→ **TASK INSTRUCTIONS**
Output the material below in full, exactly as it is.

Rows from a dataset:

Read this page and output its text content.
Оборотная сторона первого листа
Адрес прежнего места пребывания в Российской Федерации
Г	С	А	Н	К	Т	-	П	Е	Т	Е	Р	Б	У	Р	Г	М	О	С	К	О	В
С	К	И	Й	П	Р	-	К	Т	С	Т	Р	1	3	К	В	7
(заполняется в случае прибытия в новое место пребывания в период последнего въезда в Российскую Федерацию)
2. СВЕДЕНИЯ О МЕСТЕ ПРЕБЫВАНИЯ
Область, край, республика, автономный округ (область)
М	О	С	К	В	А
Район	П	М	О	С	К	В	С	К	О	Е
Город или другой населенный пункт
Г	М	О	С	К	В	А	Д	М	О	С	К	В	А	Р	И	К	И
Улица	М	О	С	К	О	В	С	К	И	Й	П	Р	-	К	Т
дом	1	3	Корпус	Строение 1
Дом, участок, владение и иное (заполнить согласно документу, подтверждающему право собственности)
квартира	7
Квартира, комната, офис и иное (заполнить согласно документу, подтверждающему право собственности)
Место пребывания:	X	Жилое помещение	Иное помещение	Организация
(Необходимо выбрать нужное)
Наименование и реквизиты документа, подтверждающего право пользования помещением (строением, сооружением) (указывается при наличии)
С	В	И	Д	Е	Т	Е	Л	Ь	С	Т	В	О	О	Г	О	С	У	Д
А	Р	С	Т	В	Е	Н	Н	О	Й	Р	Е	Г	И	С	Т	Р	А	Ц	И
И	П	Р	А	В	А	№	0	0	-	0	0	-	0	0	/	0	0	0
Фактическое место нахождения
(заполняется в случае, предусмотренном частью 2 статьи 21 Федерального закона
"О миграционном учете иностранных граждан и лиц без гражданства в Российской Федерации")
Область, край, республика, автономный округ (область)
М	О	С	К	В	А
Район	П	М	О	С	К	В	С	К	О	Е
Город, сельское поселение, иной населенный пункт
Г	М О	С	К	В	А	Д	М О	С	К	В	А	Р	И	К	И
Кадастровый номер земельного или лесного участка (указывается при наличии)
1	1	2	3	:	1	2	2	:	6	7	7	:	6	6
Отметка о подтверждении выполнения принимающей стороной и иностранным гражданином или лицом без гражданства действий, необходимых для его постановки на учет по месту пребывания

→ **ANSWER TO THIS PROBLEM**
Read this page and output its text content.
Оборотная сторона первого листа
Адрес прежнего места пребывания в Российской Федерации
Г	С	А	Н	К	Т	-	П	Е	Т	Е	Р	Б	У	Р	Г	М	О	С	К	О	В
С	К	И	Й	П	Р	-	К	Т	С	Т	Р	1	3	К	В	7
(заполняется в случае прибытия в новое место пребывания в период последнего въезда в Российскую Федерацию)
2. СВЕДЕНИЯ О МЕСТЕ ПРЕБЫВАНИЯ
Область, край, республика, автономный округ (область)
М	О	С	К	В	А
Район	П	М	О	С	К	В	С	К	О	Е
Город или другой населенный пункт
Г	М	О	С	К	В	А	Д	М	О	С	К	В	А	Р	И	К	И
Улица	М	О	С	К	О	В	С	К	И	Й	П	Р	-	К	Т
дом	1	3	Корпус	Строение 1
Дом, участок, владение и иное (заполнить согласно документу, подтверждающему право собственности)
квартира	7
Квартира, комната, офис и иное (заполнить согласно документу, подтверждающему право собственности)
Место пребывания:	X	Жилое помещение	Иное помещение	Организация
(Необходимо выбрать нужное)
Наименование и реквизиты документа, подтверждающего право пользования помещением (строением, сооружением) (указывается при наличии)
С	В	И	Д	Е	Т	Е	Л	Ь	С	Т	В	О	О	Г	О	С	У	Д
А	Р	С	Т	В	Е	Н	Н	О	Й	Р	Е	Г	И	С	Т	Р	А	Ц	И
И	П	Р	А	В	А	№	0	0	-	0	0	-	0	0	/	0	0	0
Фактическое место нахождения
(заполняется в случае, предусмотренном частью 2 статьи 21 Федерального закона
"О миграционном учете иностранных граждан и лиц без гражданства в Российской Федерации")
Область, край, республика, автономный округ (область)
М	О	С	К	В	А
Район	П	М	О	С	К	В	С	К	О	Е
Город, сельское поселение, иной населенный пункт
Г	М О	С	К	В	А	Д	М О	С	К	В	А	Р	И	К	И
Кадастровый номер земельного или лесного участка (указывается при наличии)
1	1	2	3	:	1	2	2	:	6	7	7	:	6	6
Отметка о подтверждении выполнения принимающей стороной и иностранным гражданином или лицом без гражданства действий, необходимых для его постановки на учет по месту пребывания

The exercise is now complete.